Data listing:
*-*-*

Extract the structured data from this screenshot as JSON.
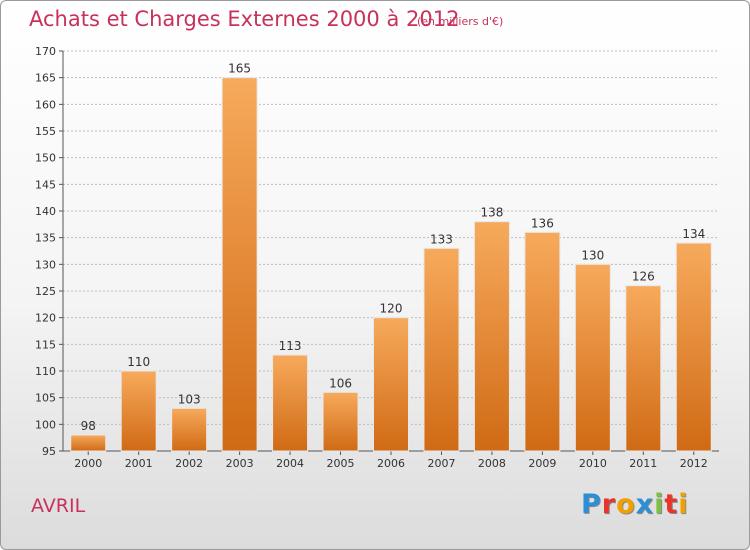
{
  "header": {
    "title": "Achats et Charges Externes 2000 à 2012",
    "subtitle": "(en milliers d'€)"
  },
  "footer": {
    "commune": "AVRIL",
    "logo_text": "Proxiti",
    "logo_colors": [
      "#2a8fd6",
      "#e8342a",
      "#f0a000",
      "#2a8fd6",
      "#7cc142",
      "#e8342a",
      "#f0a000"
    ]
  },
  "colors": {
    "bar_light": "#f7aa5c",
    "bar_dark": "#d06a14",
    "title": "#c8325a",
    "grid": "#bdbdbd"
  },
  "chart_data": {
    "type": "bar",
    "categories": [
      "2000",
      "2001",
      "2002",
      "2003",
      "2004",
      "2005",
      "2006",
      "2007",
      "2008",
      "2009",
      "2010",
      "2011",
      "2012"
    ],
    "values": [
      98,
      110,
      103,
      165,
      113,
      106,
      120,
      133,
      138,
      136,
      130,
      126,
      134
    ],
    "ylim": [
      95,
      170
    ],
    "yticks": [
      95,
      100,
      105,
      110,
      115,
      120,
      125,
      130,
      135,
      140,
      145,
      150,
      155,
      160,
      165,
      170
    ],
    "grid": true,
    "data_labels": true
  }
}
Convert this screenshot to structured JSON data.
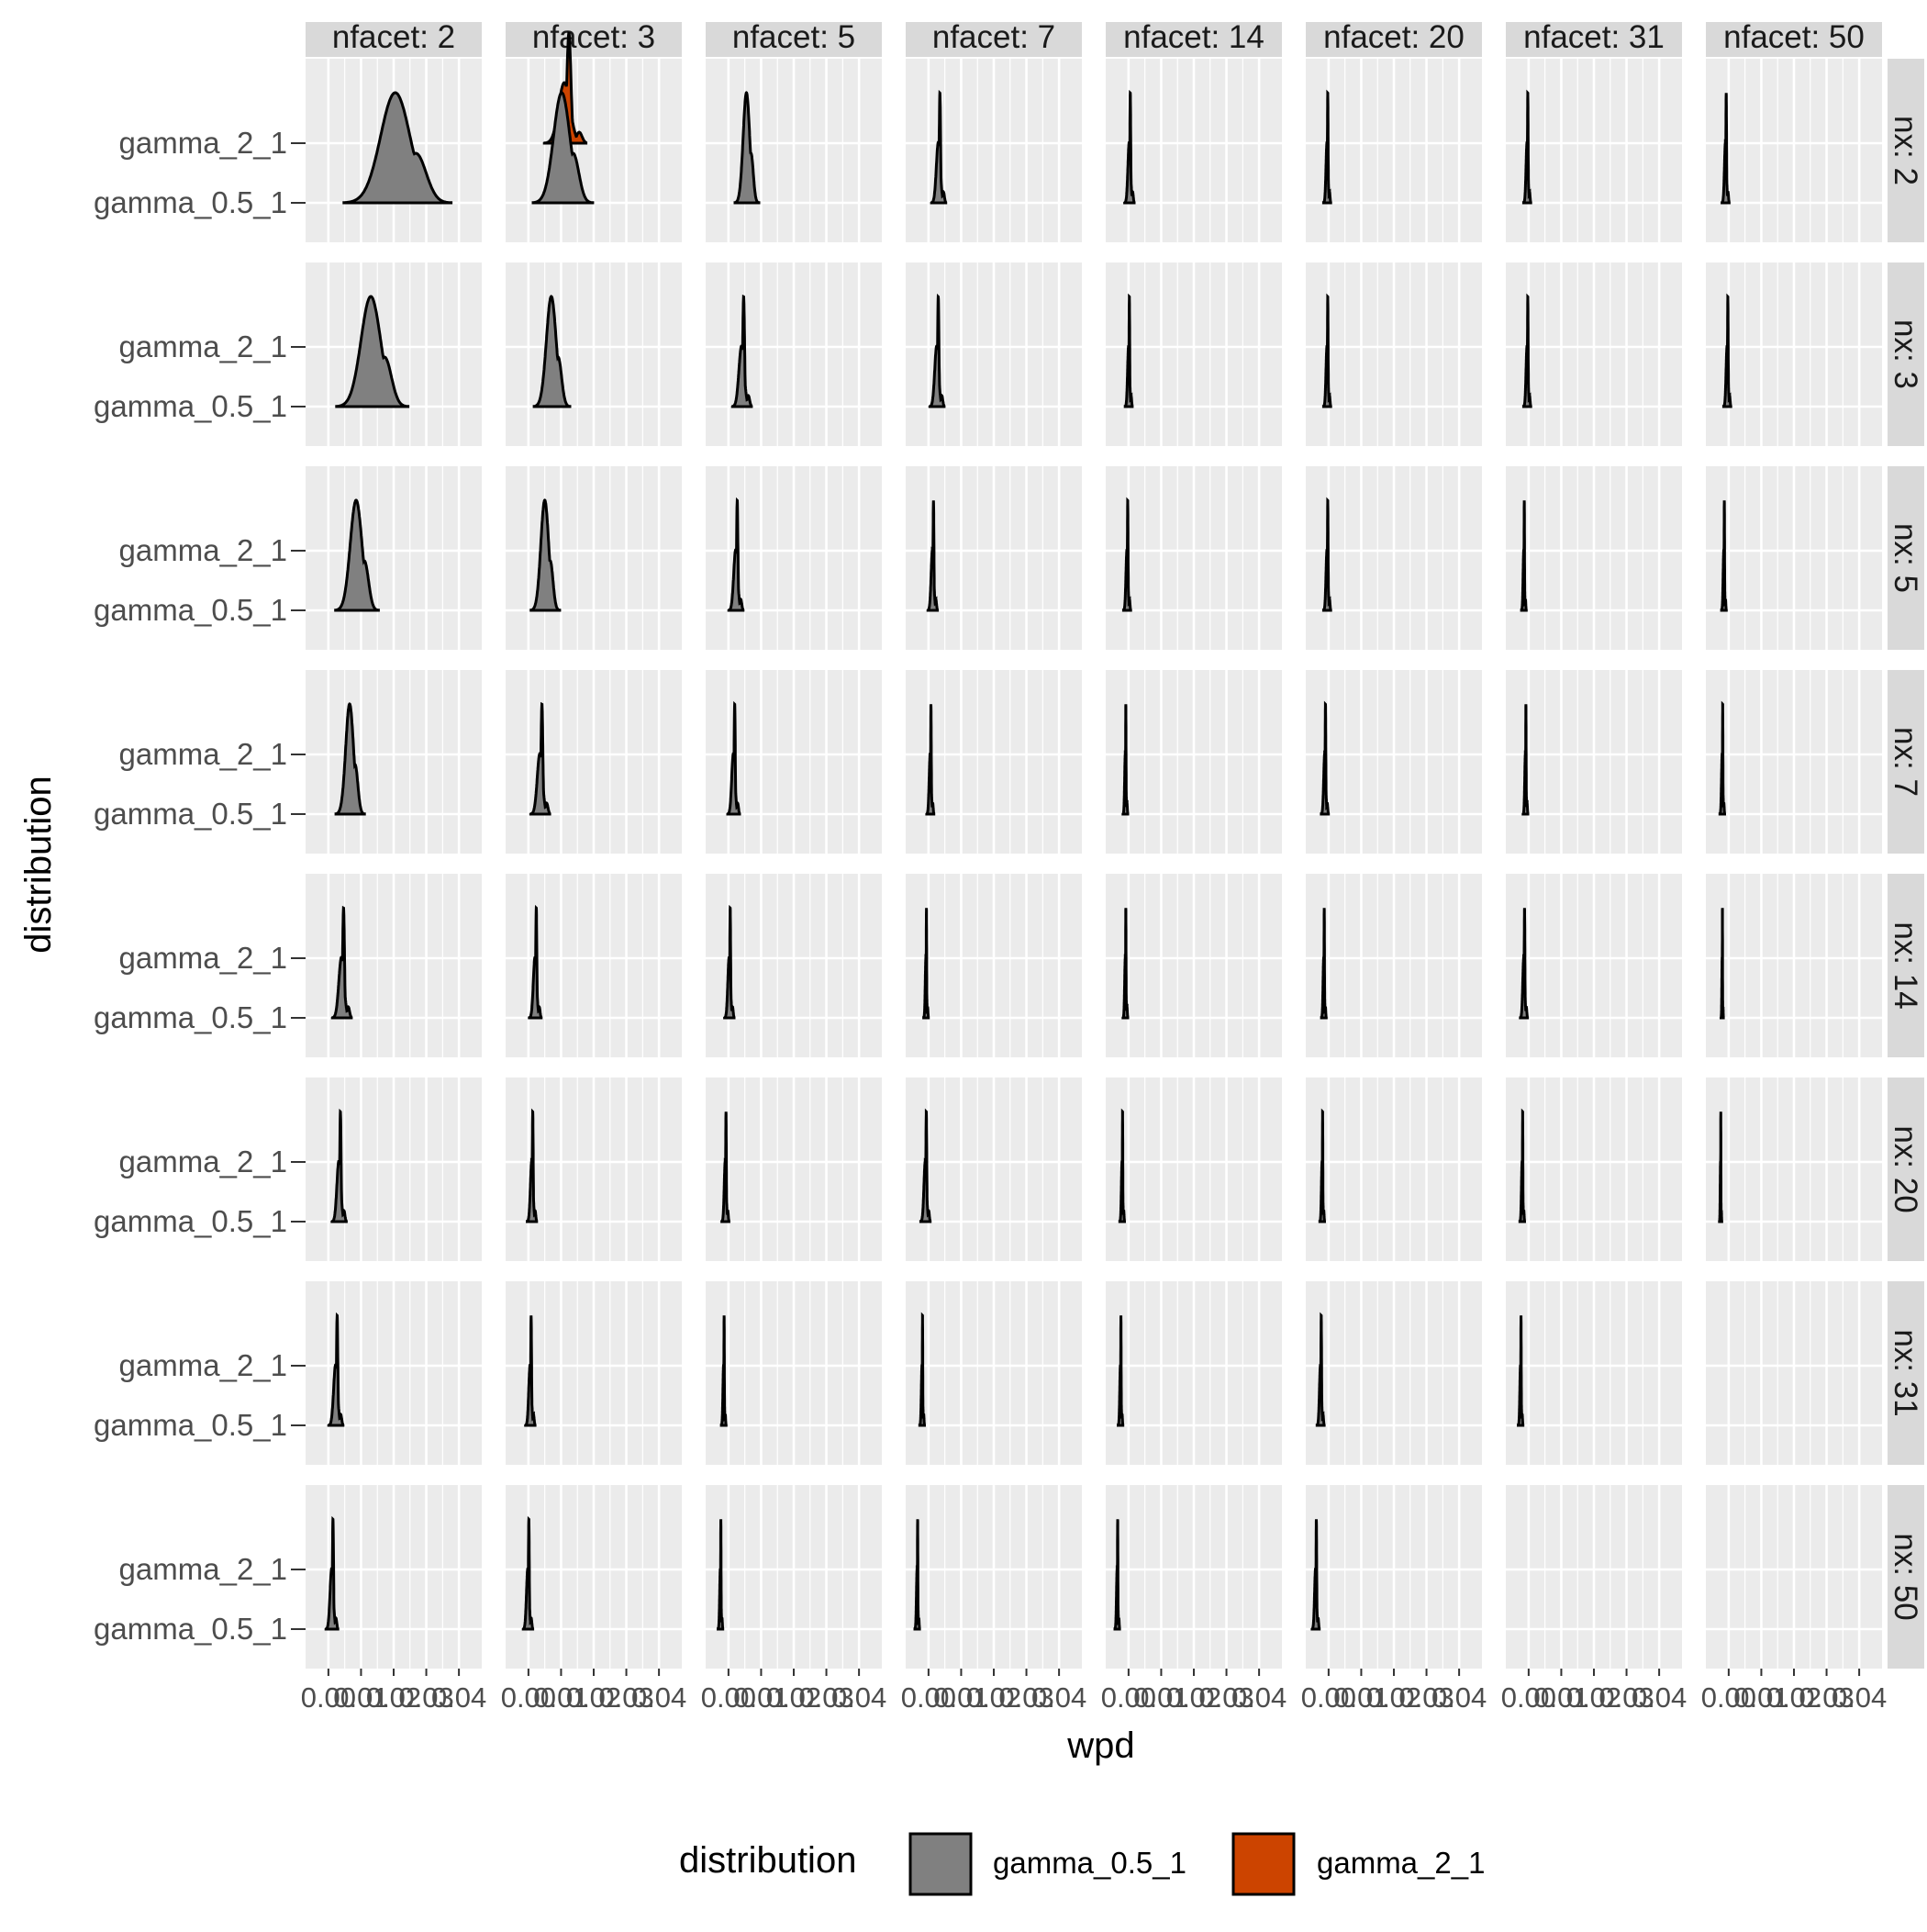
{
  "chart_data": {
    "type": "ridgeline",
    "xlabel": "wpd",
    "ylabel": "distribution",
    "x_ticks": [
      "0.00",
      "0.01",
      "0.02",
      "0.03",
      "0.04"
    ],
    "xlim": [
      -0.007,
      0.047
    ],
    "y_categories": [
      "gamma_0.5_1",
      "gamma_2_1"
    ],
    "col_facet_labels": [
      "nfacet: 2",
      "nfacet: 3",
      "nfacet: 5",
      "nfacet: 7",
      "nfacet: 14",
      "nfacet: 20",
      "nfacet: 31",
      "nfacet: 50"
    ],
    "row_facet_labels": [
      "nx: 2",
      "nx: 3",
      "nx: 5",
      "nx: 7",
      "nx: 14",
      "nx: 20",
      "nx: 31",
      "nx: 50"
    ],
    "legend": {
      "title": "distribution",
      "position": "bottom",
      "entries": [
        {
          "label": "gamma_0.5_1",
          "color": "#808080"
        },
        {
          "label": "gamma_2_1",
          "color": "#CC4400"
        }
      ]
    },
    "colors": {
      "panel_bg": "#EBEBEB",
      "grid": "#FFFFFF",
      "strip_bg": "#D9D9D9",
      "gamma_0.5_1": "#808080",
      "gamma_2_1": "#CC4400"
    },
    "panels": [
      {
        "nx": 2,
        "nfacet": 2,
        "center": 0.0205,
        "spread": 0.0045
      },
      {
        "nx": 2,
        "nfacet": 3,
        "center": 0.0102,
        "spread": 0.0025
      },
      {
        "nx": 2,
        "nfacet": 5,
        "center": 0.0055,
        "spread": 0.001
      },
      {
        "nx": 2,
        "nfacet": 7,
        "center": 0.003,
        "spread": 0.0006
      },
      {
        "nx": 2,
        "nfacet": 14,
        "center": 0.0002,
        "spread": 0.0004
      },
      {
        "nx": 2,
        "nfacet": 20,
        "center": -0.0005,
        "spread": 0.0003
      },
      {
        "nx": 2,
        "nfacet": 31,
        "center": -0.0005,
        "spread": 0.0003
      },
      {
        "nx": 2,
        "nfacet": 50,
        "center": -0.001,
        "spread": 0.0003
      },
      {
        "nx": 3,
        "nfacet": 2,
        "center": 0.013,
        "spread": 0.003
      },
      {
        "nx": 3,
        "nfacet": 3,
        "center": 0.007,
        "spread": 0.0015
      },
      {
        "nx": 3,
        "nfacet": 5,
        "center": 0.004,
        "spread": 0.0008
      },
      {
        "nx": 3,
        "nfacet": 7,
        "center": 0.0025,
        "spread": 0.0006
      },
      {
        "nx": 3,
        "nfacet": 14,
        "center": 0.0,
        "spread": 0.0003
      },
      {
        "nx": 3,
        "nfacet": 20,
        "center": -0.0005,
        "spread": 0.0003
      },
      {
        "nx": 3,
        "nfacet": 31,
        "center": -0.0005,
        "spread": 0.0003
      },
      {
        "nx": 3,
        "nfacet": 50,
        "center": -0.0005,
        "spread": 0.0003
      },
      {
        "nx": 5,
        "nfacet": 2,
        "center": 0.0085,
        "spread": 0.0018
      },
      {
        "nx": 5,
        "nfacet": 3,
        "center": 0.005,
        "spread": 0.0012
      },
      {
        "nx": 5,
        "nfacet": 5,
        "center": 0.0022,
        "spread": 0.0006
      },
      {
        "nx": 5,
        "nfacet": 7,
        "center": 0.0012,
        "spread": 0.0004
      },
      {
        "nx": 5,
        "nfacet": 14,
        "center": -0.0005,
        "spread": 0.0003
      },
      {
        "nx": 5,
        "nfacet": 20,
        "center": -0.0005,
        "spread": 0.0003
      },
      {
        "nx": 5,
        "nfacet": 31,
        "center": -0.0015,
        "spread": 0.0002
      },
      {
        "nx": 5,
        "nfacet": 50,
        "center": -0.0015,
        "spread": 0.0002
      },
      {
        "nx": 7,
        "nfacet": 2,
        "center": 0.0065,
        "spread": 0.0012
      },
      {
        "nx": 7,
        "nfacet": 3,
        "center": 0.0035,
        "spread": 0.0008
      },
      {
        "nx": 7,
        "nfacet": 5,
        "center": 0.0015,
        "spread": 0.0005
      },
      {
        "nx": 7,
        "nfacet": 7,
        "center": 0.0005,
        "spread": 0.0003
      },
      {
        "nx": 7,
        "nfacet": 14,
        "center": -0.001,
        "spread": 0.0002
      },
      {
        "nx": 7,
        "nfacet": 20,
        "center": -0.0012,
        "spread": 0.0003
      },
      {
        "nx": 7,
        "nfacet": 31,
        "center": -0.001,
        "spread": 0.0002
      },
      {
        "nx": 7,
        "nfacet": 50,
        "center": -0.002,
        "spread": 0.0002
      },
      {
        "nx": 14,
        "nfacet": 2,
        "center": 0.004,
        "spread": 0.0008
      },
      {
        "nx": 14,
        "nfacet": 3,
        "center": 0.002,
        "spread": 0.0005
      },
      {
        "nx": 14,
        "nfacet": 5,
        "center": 0.0002,
        "spread": 0.0004
      },
      {
        "nx": 14,
        "nfacet": 7,
        "center": -0.0008,
        "spread": 0.0002
      },
      {
        "nx": 14,
        "nfacet": 14,
        "center": -0.001,
        "spread": 0.0002
      },
      {
        "nx": 14,
        "nfacet": 20,
        "center": -0.0015,
        "spread": 0.0002
      },
      {
        "nx": 14,
        "nfacet": 31,
        "center": -0.0015,
        "spread": 0.0003
      },
      {
        "nx": 14,
        "nfacet": 50,
        "center": -0.002,
        "spread": 0.0001
      },
      {
        "nx": 20,
        "nfacet": 2,
        "center": 0.0032,
        "spread": 0.0006
      },
      {
        "nx": 20,
        "nfacet": 3,
        "center": 0.001,
        "spread": 0.0004
      },
      {
        "nx": 20,
        "nfacet": 5,
        "center": -0.001,
        "spread": 0.0003
      },
      {
        "nx": 20,
        "nfacet": 7,
        "center": -0.001,
        "spread": 0.0004
      },
      {
        "nx": 20,
        "nfacet": 14,
        "center": -0.002,
        "spread": 0.0002
      },
      {
        "nx": 20,
        "nfacet": 20,
        "center": -0.002,
        "spread": 0.0002
      },
      {
        "nx": 20,
        "nfacet": 31,
        "center": -0.002,
        "spread": 0.0002
      },
      {
        "nx": 20,
        "nfacet": 50,
        "center": -0.0025,
        "spread": 0.0001
      },
      {
        "nx": 31,
        "nfacet": 2,
        "center": 0.0022,
        "spread": 0.0006
      },
      {
        "nx": 31,
        "nfacet": 3,
        "center": 0.0005,
        "spread": 0.0004
      },
      {
        "nx": 31,
        "nfacet": 5,
        "center": -0.0015,
        "spread": 0.0002
      },
      {
        "nx": 31,
        "nfacet": 7,
        "center": -0.002,
        "spread": 0.0002
      },
      {
        "nx": 31,
        "nfacet": 14,
        "center": -0.0025,
        "spread": 0.0002
      },
      {
        "nx": 31,
        "nfacet": 20,
        "center": -0.0025,
        "spread": 0.0003
      },
      {
        "nx": 31,
        "nfacet": 31,
        "center": -0.0025,
        "spread": 0.0002
      },
      {
        "nx": 50,
        "nfacet": 2,
        "center": 0.001,
        "spread": 0.0005
      },
      {
        "nx": 50,
        "nfacet": 3,
        "center": -0.0002,
        "spread": 0.0004
      },
      {
        "nx": 50,
        "nfacet": 5,
        "center": -0.0025,
        "spread": 0.0002
      },
      {
        "nx": 50,
        "nfacet": 7,
        "center": -0.0035,
        "spread": 0.0002
      },
      {
        "nx": 50,
        "nfacet": 14,
        "center": -0.0035,
        "spread": 0.0002
      },
      {
        "nx": 50,
        "nfacet": 20,
        "center": -0.004,
        "spread": 0.0003
      }
    ]
  }
}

*-*-*

Work to complete: Search the listing above for the string "distribution". Copy every line that contains it.

Finished task:
    "ylabel": "distribution",
      "title": "distribution",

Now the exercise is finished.